## SET TASK:
Restate, word for word, all of the material shown below.

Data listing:
======
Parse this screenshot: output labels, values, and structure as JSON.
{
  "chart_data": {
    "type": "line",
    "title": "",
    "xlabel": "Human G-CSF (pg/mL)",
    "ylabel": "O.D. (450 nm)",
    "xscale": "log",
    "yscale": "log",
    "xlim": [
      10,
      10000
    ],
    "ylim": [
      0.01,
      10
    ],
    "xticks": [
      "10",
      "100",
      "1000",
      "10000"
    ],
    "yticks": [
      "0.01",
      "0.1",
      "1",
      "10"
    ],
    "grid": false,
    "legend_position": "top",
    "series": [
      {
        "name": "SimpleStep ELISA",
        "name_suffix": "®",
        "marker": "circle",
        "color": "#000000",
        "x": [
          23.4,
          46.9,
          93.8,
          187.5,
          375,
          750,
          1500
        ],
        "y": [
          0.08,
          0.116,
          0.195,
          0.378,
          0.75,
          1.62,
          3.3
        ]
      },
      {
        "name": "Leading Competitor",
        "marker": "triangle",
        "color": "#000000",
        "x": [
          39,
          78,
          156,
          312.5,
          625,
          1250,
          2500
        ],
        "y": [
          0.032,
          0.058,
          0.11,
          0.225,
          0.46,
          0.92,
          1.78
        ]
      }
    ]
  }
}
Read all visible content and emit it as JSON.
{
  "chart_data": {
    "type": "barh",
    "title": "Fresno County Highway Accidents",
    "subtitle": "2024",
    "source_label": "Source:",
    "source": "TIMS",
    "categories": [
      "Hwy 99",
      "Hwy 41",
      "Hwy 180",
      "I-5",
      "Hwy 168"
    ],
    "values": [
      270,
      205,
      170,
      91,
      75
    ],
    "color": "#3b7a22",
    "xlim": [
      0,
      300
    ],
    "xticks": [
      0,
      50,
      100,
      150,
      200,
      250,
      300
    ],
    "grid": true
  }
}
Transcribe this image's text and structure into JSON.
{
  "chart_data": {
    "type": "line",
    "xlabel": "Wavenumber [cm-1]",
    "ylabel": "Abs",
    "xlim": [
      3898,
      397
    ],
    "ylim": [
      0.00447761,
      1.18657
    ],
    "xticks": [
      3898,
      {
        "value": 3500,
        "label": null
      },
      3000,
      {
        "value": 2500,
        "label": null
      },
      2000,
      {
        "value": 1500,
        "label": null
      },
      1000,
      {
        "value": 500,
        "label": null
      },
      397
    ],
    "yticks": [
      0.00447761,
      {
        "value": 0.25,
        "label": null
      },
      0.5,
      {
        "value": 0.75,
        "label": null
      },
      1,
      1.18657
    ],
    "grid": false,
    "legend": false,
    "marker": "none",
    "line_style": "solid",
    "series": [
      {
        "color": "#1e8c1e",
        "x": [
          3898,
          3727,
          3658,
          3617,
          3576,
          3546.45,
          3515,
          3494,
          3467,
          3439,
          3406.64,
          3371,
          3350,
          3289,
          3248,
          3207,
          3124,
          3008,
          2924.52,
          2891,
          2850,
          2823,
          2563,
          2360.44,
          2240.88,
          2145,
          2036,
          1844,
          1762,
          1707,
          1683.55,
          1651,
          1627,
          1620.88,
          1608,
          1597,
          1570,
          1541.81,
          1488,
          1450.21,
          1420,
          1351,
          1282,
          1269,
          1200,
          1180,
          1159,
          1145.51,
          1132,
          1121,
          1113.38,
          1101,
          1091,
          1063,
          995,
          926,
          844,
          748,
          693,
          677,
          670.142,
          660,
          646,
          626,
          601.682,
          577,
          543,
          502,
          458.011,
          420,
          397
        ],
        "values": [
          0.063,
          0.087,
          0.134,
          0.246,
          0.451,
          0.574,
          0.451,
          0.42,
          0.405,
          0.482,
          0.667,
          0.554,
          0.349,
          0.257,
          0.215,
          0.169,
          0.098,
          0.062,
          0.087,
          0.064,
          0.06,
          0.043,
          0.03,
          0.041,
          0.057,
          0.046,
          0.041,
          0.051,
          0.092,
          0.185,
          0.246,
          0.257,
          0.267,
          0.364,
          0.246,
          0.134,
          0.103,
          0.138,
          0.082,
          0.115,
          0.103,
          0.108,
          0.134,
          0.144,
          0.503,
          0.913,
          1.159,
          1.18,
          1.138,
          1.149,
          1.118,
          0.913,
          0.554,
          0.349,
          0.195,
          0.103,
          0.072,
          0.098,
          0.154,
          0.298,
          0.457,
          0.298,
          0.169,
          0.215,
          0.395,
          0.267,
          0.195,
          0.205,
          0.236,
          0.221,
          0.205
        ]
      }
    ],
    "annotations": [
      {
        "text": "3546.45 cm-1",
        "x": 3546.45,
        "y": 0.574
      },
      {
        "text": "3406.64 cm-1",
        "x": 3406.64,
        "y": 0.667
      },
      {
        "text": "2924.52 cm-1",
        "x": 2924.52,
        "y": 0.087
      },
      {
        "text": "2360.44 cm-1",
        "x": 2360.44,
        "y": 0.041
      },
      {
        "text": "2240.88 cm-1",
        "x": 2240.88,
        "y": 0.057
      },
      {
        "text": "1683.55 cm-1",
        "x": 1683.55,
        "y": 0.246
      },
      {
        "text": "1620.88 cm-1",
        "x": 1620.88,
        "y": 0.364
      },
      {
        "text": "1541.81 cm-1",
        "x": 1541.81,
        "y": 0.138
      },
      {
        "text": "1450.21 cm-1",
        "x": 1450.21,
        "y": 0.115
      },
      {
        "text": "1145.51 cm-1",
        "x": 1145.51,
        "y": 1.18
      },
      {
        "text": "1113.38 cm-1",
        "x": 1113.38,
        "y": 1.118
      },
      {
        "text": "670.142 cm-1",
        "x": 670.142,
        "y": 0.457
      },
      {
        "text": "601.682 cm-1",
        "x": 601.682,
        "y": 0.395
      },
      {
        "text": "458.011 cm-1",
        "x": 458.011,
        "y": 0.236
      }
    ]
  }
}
======
## RESULT BELOW:
Parse this screenshot: output labels, values, and structure as JSON.
{
  "chart_data": {
    "type": "line",
    "title": "",
    "xlabel": "Human G-CSF (pg/mL)",
    "ylabel": "O.D. (450 nm)",
    "xscale": "log",
    "yscale": "log",
    "xlim": [
      10,
      10000
    ],
    "ylim": [
      0.01,
      10
    ],
    "xticks": [
      "10",
      "100",
      "1000",
      "10000"
    ],
    "yticks": [
      "0.01",
      "0.1",
      "1",
      "10"
    ],
    "grid": false,
    "legend_position": "top",
    "series": [
      {
        "name": "SimpleStep ELISA",
        "name_suffix": "®",
        "marker": "circle",
        "color": "#000000",
        "x": [
          23.4,
          46.9,
          93.8,
          187.5,
          375,
          750,
          1500
        ],
        "y": [
          0.08,
          0.116,
          0.195,
          0.378,
          0.75,
          1.62,
          3.3
        ]
      },
      {
        "name": "Leading Competitor",
        "marker": "triangle",
        "color": "#000000",
        "x": [
          39,
          78,
          156,
          312.5,
          625,
          1250,
          2500
        ],
        "y": [
          0.032,
          0.058,
          0.11,
          0.225,
          0.46,
          0.92,
          1.78
        ]
      }
    ]
  }
}
Read all visible content and emit it as JSON.
{
  "chart_data": {
    "type": "barh",
    "title": "Fresno County Highway Accidents",
    "subtitle": "2024",
    "source_label": "Source:",
    "source": "TIMS",
    "categories": [
      "Hwy 99",
      "Hwy 41",
      "Hwy 180",
      "I-5",
      "Hwy 168"
    ],
    "values": [
      270,
      205,
      170,
      91,
      75
    ],
    "color": "#3b7a22",
    "xlim": [
      0,
      300
    ],
    "xticks": [
      0,
      50,
      100,
      150,
      200,
      250,
      300
    ],
    "grid": true
  }
}
Transcribe this image's text and structure into JSON.
{
  "chart_data": {
    "type": "line",
    "xlabel": "Wavenumber [cm-1]",
    "ylabel": "Abs",
    "xlim": [
      3898,
      397
    ],
    "ylim": [
      0.00447761,
      1.18657
    ],
    "xticks": [
      3898,
      {
        "value": 3500,
        "label": null
      },
      3000,
      {
        "value": 2500,
        "label": null
      },
      2000,
      {
        "value": 1500,
        "label": null
      },
      1000,
      {
        "value": 500,
        "label": null
      },
      397
    ],
    "yticks": [
      0.00447761,
      {
        "value": 0.25,
        "label": null
      },
      0.5,
      {
        "value": 0.75,
        "label": null
      },
      1,
      1.18657
    ],
    "grid": false,
    "legend": false,
    "marker": "none",
    "line_style": "solid",
    "series": [
      {
        "color": "#1e8c1e",
        "x": [
          3898,
          3727,
          3658,
          3617,
          3576,
          3546.45,
          3515,
          3494,
          3467,
          3439,
          3406.64,
          3371,
          3350,
          3289,
          3248,
          3207,
          3124,
          3008,
          2924.52,
          2891,
          2850,
          2823,
          2563,
          2360.44,
          2240.88,
          2145,
          2036,
          1844,
          1762,
          1707,
          1683.55,
          1651,
          1627,
          1620.88,
          1608,
          1597,
          1570,
          1541.81,
          1488,
          1450.21,
          1420,
          1351,
          1282,
          1269,
          1200,
          1180,
          1159,
          1145.51,
          1132,
          1121,
          1113.38,
          1101,
          1091,
          1063,
          995,
          926,
          844,
          748,
          693,
          677,
          670.142,
          660,
          646,
          626,
          601.682,
          577,
          543,
          502,
          458.011,
          420,
          397
        ],
        "values": [
          0.063,
          0.087,
          0.134,
          0.246,
          0.451,
          0.574,
          0.451,
          0.42,
          0.405,
          0.482,
          0.667,
          0.554,
          0.349,
          0.257,
          0.215,
          0.169,
          0.098,
          0.062,
          0.087,
          0.064,
          0.06,
          0.043,
          0.03,
          0.041,
          0.057,
          0.046,
          0.041,
          0.051,
          0.092,
          0.185,
          0.246,
          0.257,
          0.267,
          0.364,
          0.246,
          0.134,
          0.103,
          0.138,
          0.082,
          0.115,
          0.103,
          0.108,
          0.134,
          0.144,
          0.503,
          0.913,
          1.159,
          1.18,
          1.138,
          1.149,
          1.118,
          0.913,
          0.554,
          0.349,
          0.195,
          0.103,
          0.072,
          0.098,
          0.154,
          0.298,
          0.457,
          0.298,
          0.169,
          0.215,
          0.395,
          0.267,
          0.195,
          0.205,
          0.236,
          0.221,
          0.205
        ]
      }
    ],
    "annotations": [
      {
        "text": "3546.45 cm-1",
        "x": 3546.45,
        "y": 0.574
      },
      {
        "text": "3406.64 cm-1",
        "x": 3406.64,
        "y": 0.667
      },
      {
        "text": "2924.52 cm-1",
        "x": 2924.52,
        "y": 0.087
      },
      {
        "text": "2360.44 cm-1",
        "x": 2360.44,
        "y": 0.041
      },
      {
        "text": "2240.88 cm-1",
        "x": 2240.88,
        "y": 0.057
      },
      {
        "text": "1683.55 cm-1",
        "x": 1683.55,
        "y": 0.246
      },
      {
        "text": "1620.88 cm-1",
        "x": 1620.88,
        "y": 0.364
      },
      {
        "text": "1541.81 cm-1",
        "x": 1541.81,
        "y": 0.138
      },
      {
        "text": "1450.21 cm-1",
        "x": 1450.21,
        "y": 0.115
      },
      {
        "text": "1145.51 cm-1",
        "x": 1145.51,
        "y": 1.18
      },
      {
        "text": "1113.38 cm-1",
        "x": 1113.38,
        "y": 1.118
      },
      {
        "text": "670.142 cm-1",
        "x": 670.142,
        "y": 0.457
      },
      {
        "text": "601.682 cm-1",
        "x": 601.682,
        "y": 0.395
      },
      {
        "text": "458.011 cm-1",
        "x": 458.011,
        "y": 0.236
      }
    ]
  }
}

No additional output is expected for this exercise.